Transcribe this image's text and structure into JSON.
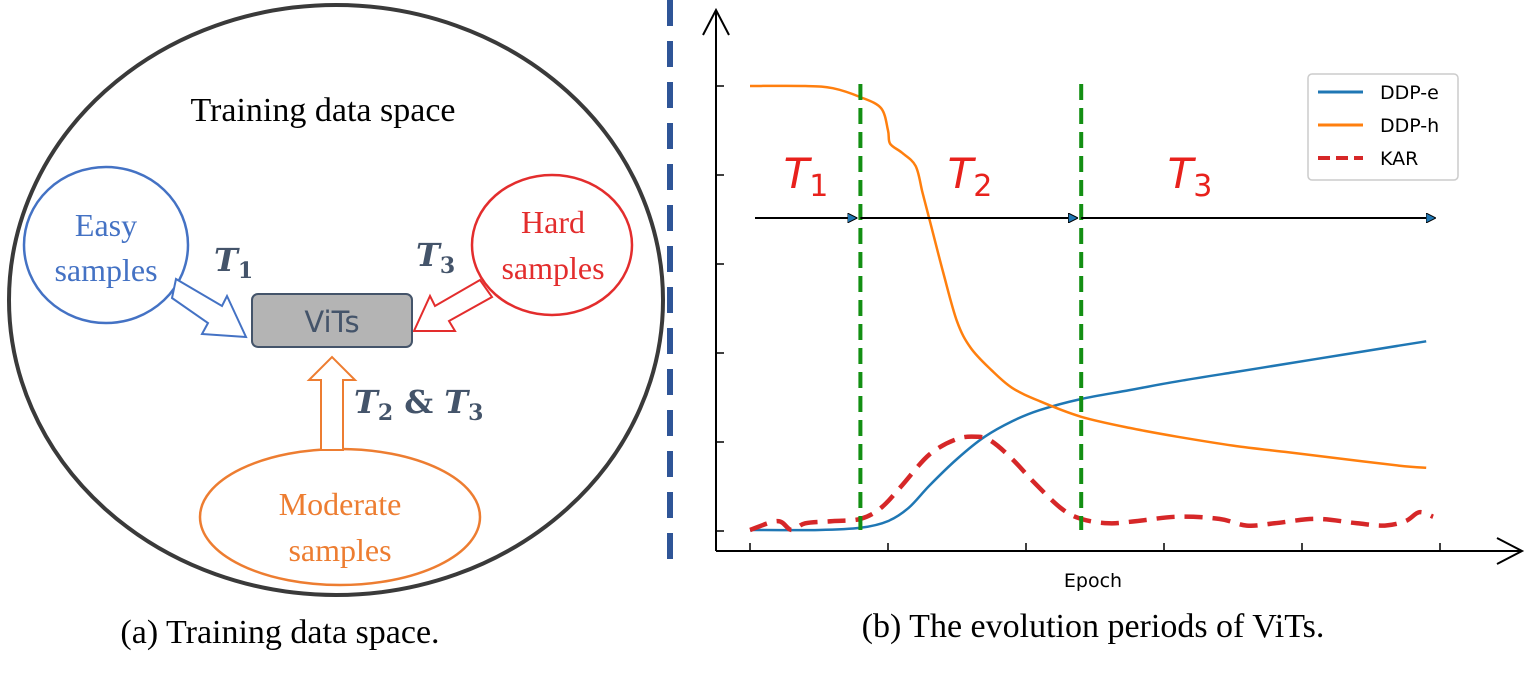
{
  "left_panel": {
    "title": "Training data space",
    "caption": "(a) Training data space.",
    "center_label": "ViTs",
    "easy": {
      "line1": "Easy",
      "line2": "samples",
      "color": "#4472c4"
    },
    "hard": {
      "line1": "Hard",
      "line2": "samples",
      "color": "#e32d2d"
    },
    "moderate": {
      "line1": "Moderate",
      "line2": "samples",
      "color": "#ed7d31"
    },
    "arrow_labels": {
      "easy": {
        "sym": "T",
        "sub": "1"
      },
      "hard": {
        "sym": "T",
        "sub": "3"
      },
      "moderate": {
        "sym1": "T",
        "sub1": "2",
        "amp": " & ",
        "sym2": "T",
        "sub2": "3"
      }
    },
    "label_color": "#44546a",
    "box_fill": "#b4b4b4",
    "box_stroke": "#44546a"
  },
  "divider_color": "#2f5597",
  "chart_data": {
    "type": "line",
    "caption": "(b) The evolution periods of ViTs.",
    "xlabel": "Epoch",
    "ylabel": "",
    "xlim": [
      0,
      100
    ],
    "ylim": [
      0,
      1
    ],
    "grid": false,
    "legend_position": "top-right",
    "period_boundaries": [
      16,
      48
    ],
    "periods": [
      {
        "sym": "T",
        "sub": "1"
      },
      {
        "sym": "T",
        "sub": "2"
      },
      {
        "sym": "T",
        "sub": "3"
      }
    ],
    "series": [
      {
        "name": "DDP-e",
        "color": "#1f77b4",
        "style": "solid",
        "x": [
          0,
          10,
          16,
          20,
          23,
          26,
          30,
          34,
          38,
          42,
          48,
          55,
          62,
          70,
          78,
          86,
          94,
          98
        ],
        "y": [
          0.0,
          0.0,
          0.005,
          0.02,
          0.05,
          0.1,
          0.16,
          0.21,
          0.245,
          0.27,
          0.295,
          0.315,
          0.335,
          0.355,
          0.375,
          0.395,
          0.415,
          0.425
        ]
      },
      {
        "name": "DDP-h",
        "color": "#ff7f0e",
        "style": "solid",
        "x": [
          0,
          8,
          12,
          16,
          19,
          20,
          20.3,
          22,
          24,
          25,
          26,
          28,
          30,
          32,
          35,
          38,
          42,
          48,
          55,
          62,
          70,
          78,
          86,
          94,
          98
        ],
        "y": [
          1.0,
          1.0,
          0.995,
          0.975,
          0.95,
          0.9,
          0.87,
          0.85,
          0.82,
          0.76,
          0.7,
          0.58,
          0.47,
          0.41,
          0.36,
          0.32,
          0.29,
          0.255,
          0.23,
          0.21,
          0.19,
          0.175,
          0.16,
          0.145,
          0.14
        ]
      },
      {
        "name": "KAR",
        "color": "#d62728",
        "style": "dashed",
        "x": [
          0,
          4,
          6,
          8,
          12,
          16,
          19,
          22,
          26,
          30,
          33,
          35,
          38,
          41,
          45,
          48,
          52,
          56,
          62,
          68,
          72,
          76,
          82,
          88,
          92,
          95,
          97,
          99
        ],
        "y": [
          0.0,
          0.02,
          0.0,
          0.015,
          0.02,
          0.025,
          0.05,
          0.1,
          0.17,
          0.205,
          0.21,
          0.2,
          0.16,
          0.11,
          0.05,
          0.025,
          0.015,
          0.02,
          0.03,
          0.025,
          0.01,
          0.015,
          0.025,
          0.015,
          0.01,
          0.02,
          0.04,
          0.03
        ]
      }
    ]
  }
}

▸ **Prompt**
Pull out each line holding the string "ViTs".

▸ **Response to this task**
    "center_label": "ViTs",
    "caption": "(b) The evolution periods of ViTs.",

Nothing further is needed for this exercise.